- Exercise directions
Every entry must be copied word for word.

[Data records]
** start **

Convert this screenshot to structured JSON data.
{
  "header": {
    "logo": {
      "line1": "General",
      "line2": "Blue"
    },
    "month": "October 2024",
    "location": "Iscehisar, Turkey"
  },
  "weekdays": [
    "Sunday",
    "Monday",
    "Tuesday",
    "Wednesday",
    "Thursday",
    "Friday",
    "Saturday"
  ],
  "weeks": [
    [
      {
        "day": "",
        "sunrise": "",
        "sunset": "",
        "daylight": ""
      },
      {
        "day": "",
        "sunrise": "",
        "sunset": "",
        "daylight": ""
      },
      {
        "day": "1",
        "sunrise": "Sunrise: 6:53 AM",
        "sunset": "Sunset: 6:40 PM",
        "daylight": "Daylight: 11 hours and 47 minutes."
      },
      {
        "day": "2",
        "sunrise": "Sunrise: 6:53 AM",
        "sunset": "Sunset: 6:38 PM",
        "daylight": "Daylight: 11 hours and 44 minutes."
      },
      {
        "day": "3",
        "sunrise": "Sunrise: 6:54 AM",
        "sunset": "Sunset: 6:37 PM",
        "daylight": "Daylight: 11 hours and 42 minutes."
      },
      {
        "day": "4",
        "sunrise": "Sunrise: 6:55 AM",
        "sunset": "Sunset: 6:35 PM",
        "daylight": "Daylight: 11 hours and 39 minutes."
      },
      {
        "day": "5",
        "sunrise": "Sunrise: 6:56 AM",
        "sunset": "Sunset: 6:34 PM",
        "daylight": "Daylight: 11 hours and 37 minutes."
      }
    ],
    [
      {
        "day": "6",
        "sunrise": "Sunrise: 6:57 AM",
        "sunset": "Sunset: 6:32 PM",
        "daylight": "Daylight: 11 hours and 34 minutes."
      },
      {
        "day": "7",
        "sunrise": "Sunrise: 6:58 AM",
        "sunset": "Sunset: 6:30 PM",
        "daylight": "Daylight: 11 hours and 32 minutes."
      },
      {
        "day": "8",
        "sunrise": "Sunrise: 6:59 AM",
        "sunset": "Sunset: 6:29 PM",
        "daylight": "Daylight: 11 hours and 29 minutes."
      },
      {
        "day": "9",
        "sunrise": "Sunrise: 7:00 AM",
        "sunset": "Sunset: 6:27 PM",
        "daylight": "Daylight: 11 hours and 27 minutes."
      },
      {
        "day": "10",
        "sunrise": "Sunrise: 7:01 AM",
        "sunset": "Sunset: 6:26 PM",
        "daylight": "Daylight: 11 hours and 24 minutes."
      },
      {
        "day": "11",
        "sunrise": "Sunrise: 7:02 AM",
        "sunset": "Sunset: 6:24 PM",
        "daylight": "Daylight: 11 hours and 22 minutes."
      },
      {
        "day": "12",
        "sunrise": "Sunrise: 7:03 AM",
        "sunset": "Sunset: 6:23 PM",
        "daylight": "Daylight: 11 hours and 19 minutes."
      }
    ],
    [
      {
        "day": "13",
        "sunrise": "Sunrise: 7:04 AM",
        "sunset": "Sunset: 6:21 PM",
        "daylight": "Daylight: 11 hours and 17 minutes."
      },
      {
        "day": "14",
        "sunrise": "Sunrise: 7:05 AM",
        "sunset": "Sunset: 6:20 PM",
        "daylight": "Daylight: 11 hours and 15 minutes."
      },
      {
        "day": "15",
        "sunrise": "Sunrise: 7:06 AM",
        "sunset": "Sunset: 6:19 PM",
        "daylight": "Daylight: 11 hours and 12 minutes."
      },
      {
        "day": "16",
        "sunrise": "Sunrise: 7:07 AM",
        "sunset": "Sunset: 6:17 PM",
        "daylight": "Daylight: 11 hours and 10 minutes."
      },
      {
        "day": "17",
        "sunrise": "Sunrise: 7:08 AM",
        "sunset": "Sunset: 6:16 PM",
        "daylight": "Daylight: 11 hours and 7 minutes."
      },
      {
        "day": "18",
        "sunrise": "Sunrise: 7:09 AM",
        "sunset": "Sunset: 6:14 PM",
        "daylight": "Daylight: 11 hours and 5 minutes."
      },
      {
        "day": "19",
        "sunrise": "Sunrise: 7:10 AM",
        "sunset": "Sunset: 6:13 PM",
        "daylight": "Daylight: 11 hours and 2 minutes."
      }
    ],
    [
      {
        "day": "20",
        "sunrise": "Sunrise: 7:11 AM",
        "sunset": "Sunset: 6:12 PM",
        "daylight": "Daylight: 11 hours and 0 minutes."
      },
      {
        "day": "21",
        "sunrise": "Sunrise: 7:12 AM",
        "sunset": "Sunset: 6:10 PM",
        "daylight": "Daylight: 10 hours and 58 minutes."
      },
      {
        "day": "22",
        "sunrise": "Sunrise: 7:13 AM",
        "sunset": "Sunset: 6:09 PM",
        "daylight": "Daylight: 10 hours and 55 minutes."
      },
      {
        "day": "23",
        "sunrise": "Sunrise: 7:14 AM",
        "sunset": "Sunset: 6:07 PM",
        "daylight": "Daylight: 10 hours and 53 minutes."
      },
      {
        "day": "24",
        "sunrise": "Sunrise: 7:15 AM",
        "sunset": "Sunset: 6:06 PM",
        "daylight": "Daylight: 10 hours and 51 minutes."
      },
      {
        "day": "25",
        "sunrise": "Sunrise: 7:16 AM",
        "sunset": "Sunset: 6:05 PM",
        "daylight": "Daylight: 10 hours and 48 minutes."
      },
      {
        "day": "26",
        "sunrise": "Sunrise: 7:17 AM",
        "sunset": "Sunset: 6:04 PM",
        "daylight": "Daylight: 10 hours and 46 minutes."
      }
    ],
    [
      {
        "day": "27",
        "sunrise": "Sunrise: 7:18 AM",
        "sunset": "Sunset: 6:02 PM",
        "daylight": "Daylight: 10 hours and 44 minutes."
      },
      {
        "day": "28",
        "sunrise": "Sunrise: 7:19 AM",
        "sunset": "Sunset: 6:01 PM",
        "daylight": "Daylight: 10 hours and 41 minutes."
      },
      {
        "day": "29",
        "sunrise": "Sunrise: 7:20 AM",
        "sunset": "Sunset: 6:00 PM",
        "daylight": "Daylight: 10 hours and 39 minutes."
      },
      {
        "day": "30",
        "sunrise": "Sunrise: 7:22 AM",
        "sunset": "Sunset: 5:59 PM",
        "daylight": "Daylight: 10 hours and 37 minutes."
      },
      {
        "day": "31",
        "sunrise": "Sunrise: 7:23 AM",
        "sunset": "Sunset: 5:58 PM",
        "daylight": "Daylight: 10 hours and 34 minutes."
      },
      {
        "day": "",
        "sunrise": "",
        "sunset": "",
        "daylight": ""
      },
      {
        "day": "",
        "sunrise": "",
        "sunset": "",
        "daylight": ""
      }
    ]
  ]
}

** end **

- Exercise result
Convert this screenshot to structured JSON data.
{
  "header": {
    "logo": {
      "line1": "General",
      "line2": "Blue"
    },
    "month": "October 2024",
    "location": "Iscehisar, Turkey"
  },
  "weekdays": [
    "Sunday",
    "Monday",
    "Tuesday",
    "Wednesday",
    "Thursday",
    "Friday",
    "Saturday"
  ],
  "weeks": [
    [
      {
        "day": "",
        "sunrise": "",
        "sunset": "",
        "daylight": ""
      },
      {
        "day": "",
        "sunrise": "",
        "sunset": "",
        "daylight": ""
      },
      {
        "day": "1",
        "sunrise": "Sunrise: 6:53 AM",
        "sunset": "Sunset: 6:40 PM",
        "daylight": "Daylight: 11 hours and 47 minutes."
      },
      {
        "day": "2",
        "sunrise": "Sunrise: 6:53 AM",
        "sunset": "Sunset: 6:38 PM",
        "daylight": "Daylight: 11 hours and 44 minutes."
      },
      {
        "day": "3",
        "sunrise": "Sunrise: 6:54 AM",
        "sunset": "Sunset: 6:37 PM",
        "daylight": "Daylight: 11 hours and 42 minutes."
      },
      {
        "day": "4",
        "sunrise": "Sunrise: 6:55 AM",
        "sunset": "Sunset: 6:35 PM",
        "daylight": "Daylight: 11 hours and 39 minutes."
      },
      {
        "day": "5",
        "sunrise": "Sunrise: 6:56 AM",
        "sunset": "Sunset: 6:34 PM",
        "daylight": "Daylight: 11 hours and 37 minutes."
      }
    ],
    [
      {
        "day": "6",
        "sunrise": "Sunrise: 6:57 AM",
        "sunset": "Sunset: 6:32 PM",
        "daylight": "Daylight: 11 hours and 34 minutes."
      },
      {
        "day": "7",
        "sunrise": "Sunrise: 6:58 AM",
        "sunset": "Sunset: 6:30 PM",
        "daylight": "Daylight: 11 hours and 32 minutes."
      },
      {
        "day": "8",
        "sunrise": "Sunrise: 6:59 AM",
        "sunset": "Sunset: 6:29 PM",
        "daylight": "Daylight: 11 hours and 29 minutes."
      },
      {
        "day": "9",
        "sunrise": "Sunrise: 7:00 AM",
        "sunset": "Sunset: 6:27 PM",
        "daylight": "Daylight: 11 hours and 27 minutes."
      },
      {
        "day": "10",
        "sunrise": "Sunrise: 7:01 AM",
        "sunset": "Sunset: 6:26 PM",
        "daylight": "Daylight: 11 hours and 24 minutes."
      },
      {
        "day": "11",
        "sunrise": "Sunrise: 7:02 AM",
        "sunset": "Sunset: 6:24 PM",
        "daylight": "Daylight: 11 hours and 22 minutes."
      },
      {
        "day": "12",
        "sunrise": "Sunrise: 7:03 AM",
        "sunset": "Sunset: 6:23 PM",
        "daylight": "Daylight: 11 hours and 19 minutes."
      }
    ],
    [
      {
        "day": "13",
        "sunrise": "Sunrise: 7:04 AM",
        "sunset": "Sunset: 6:21 PM",
        "daylight": "Daylight: 11 hours and 17 minutes."
      },
      {
        "day": "14",
        "sunrise": "Sunrise: 7:05 AM",
        "sunset": "Sunset: 6:20 PM",
        "daylight": "Daylight: 11 hours and 15 minutes."
      },
      {
        "day": "15",
        "sunrise": "Sunrise: 7:06 AM",
        "sunset": "Sunset: 6:19 PM",
        "daylight": "Daylight: 11 hours and 12 minutes."
      },
      {
        "day": "16",
        "sunrise": "Sunrise: 7:07 AM",
        "sunset": "Sunset: 6:17 PM",
        "daylight": "Daylight: 11 hours and 10 minutes."
      },
      {
        "day": "17",
        "sunrise": "Sunrise: 7:08 AM",
        "sunset": "Sunset: 6:16 PM",
        "daylight": "Daylight: 11 hours and 7 minutes."
      },
      {
        "day": "18",
        "sunrise": "Sunrise: 7:09 AM",
        "sunset": "Sunset: 6:14 PM",
        "daylight": "Daylight: 11 hours and 5 minutes."
      },
      {
        "day": "19",
        "sunrise": "Sunrise: 7:10 AM",
        "sunset": "Sunset: 6:13 PM",
        "daylight": "Daylight: 11 hours and 2 minutes."
      }
    ],
    [
      {
        "day": "20",
        "sunrise": "Sunrise: 7:11 AM",
        "sunset": "Sunset: 6:12 PM",
        "daylight": "Daylight: 11 hours and 0 minutes."
      },
      {
        "day": "21",
        "sunrise": "Sunrise: 7:12 AM",
        "sunset": "Sunset: 6:10 PM",
        "daylight": "Daylight: 10 hours and 58 minutes."
      },
      {
        "day": "22",
        "sunrise": "Sunrise: 7:13 AM",
        "sunset": "Sunset: 6:09 PM",
        "daylight": "Daylight: 10 hours and 55 minutes."
      },
      {
        "day": "23",
        "sunrise": "Sunrise: 7:14 AM",
        "sunset": "Sunset: 6:07 PM",
        "daylight": "Daylight: 10 hours and 53 minutes."
      },
      {
        "day": "24",
        "sunrise": "Sunrise: 7:15 AM",
        "sunset": "Sunset: 6:06 PM",
        "daylight": "Daylight: 10 hours and 51 minutes."
      },
      {
        "day": "25",
        "sunrise": "Sunrise: 7:16 AM",
        "sunset": "Sunset: 6:05 PM",
        "daylight": "Daylight: 10 hours and 48 minutes."
      },
      {
        "day": "26",
        "sunrise": "Sunrise: 7:17 AM",
        "sunset": "Sunset: 6:04 PM",
        "daylight": "Daylight: 10 hours and 46 minutes."
      }
    ],
    [
      {
        "day": "27",
        "sunrise": "Sunrise: 7:18 AM",
        "sunset": "Sunset: 6:02 PM",
        "daylight": "Daylight: 10 hours and 44 minutes."
      },
      {
        "day": "28",
        "sunrise": "Sunrise: 7:19 AM",
        "sunset": "Sunset: 6:01 PM",
        "daylight": "Daylight: 10 hours and 41 minutes."
      },
      {
        "day": "29",
        "sunrise": "Sunrise: 7:20 AM",
        "sunset": "Sunset: 6:00 PM",
        "daylight": "Daylight: 10 hours and 39 minutes."
      },
      {
        "day": "30",
        "sunrise": "Sunrise: 7:22 AM",
        "sunset": "Sunset: 5:59 PM",
        "daylight": "Daylight: 10 hours and 37 minutes."
      },
      {
        "day": "31",
        "sunrise": "Sunrise: 7:23 AM",
        "sunset": "Sunset: 5:58 PM",
        "daylight": "Daylight: 10 hours and 34 minutes."
      },
      {
        "day": "",
        "sunrise": "",
        "sunset": "",
        "daylight": ""
      },
      {
        "day": "",
        "sunrise": "",
        "sunset": "",
        "daylight": ""
      }
    ]
  ]
}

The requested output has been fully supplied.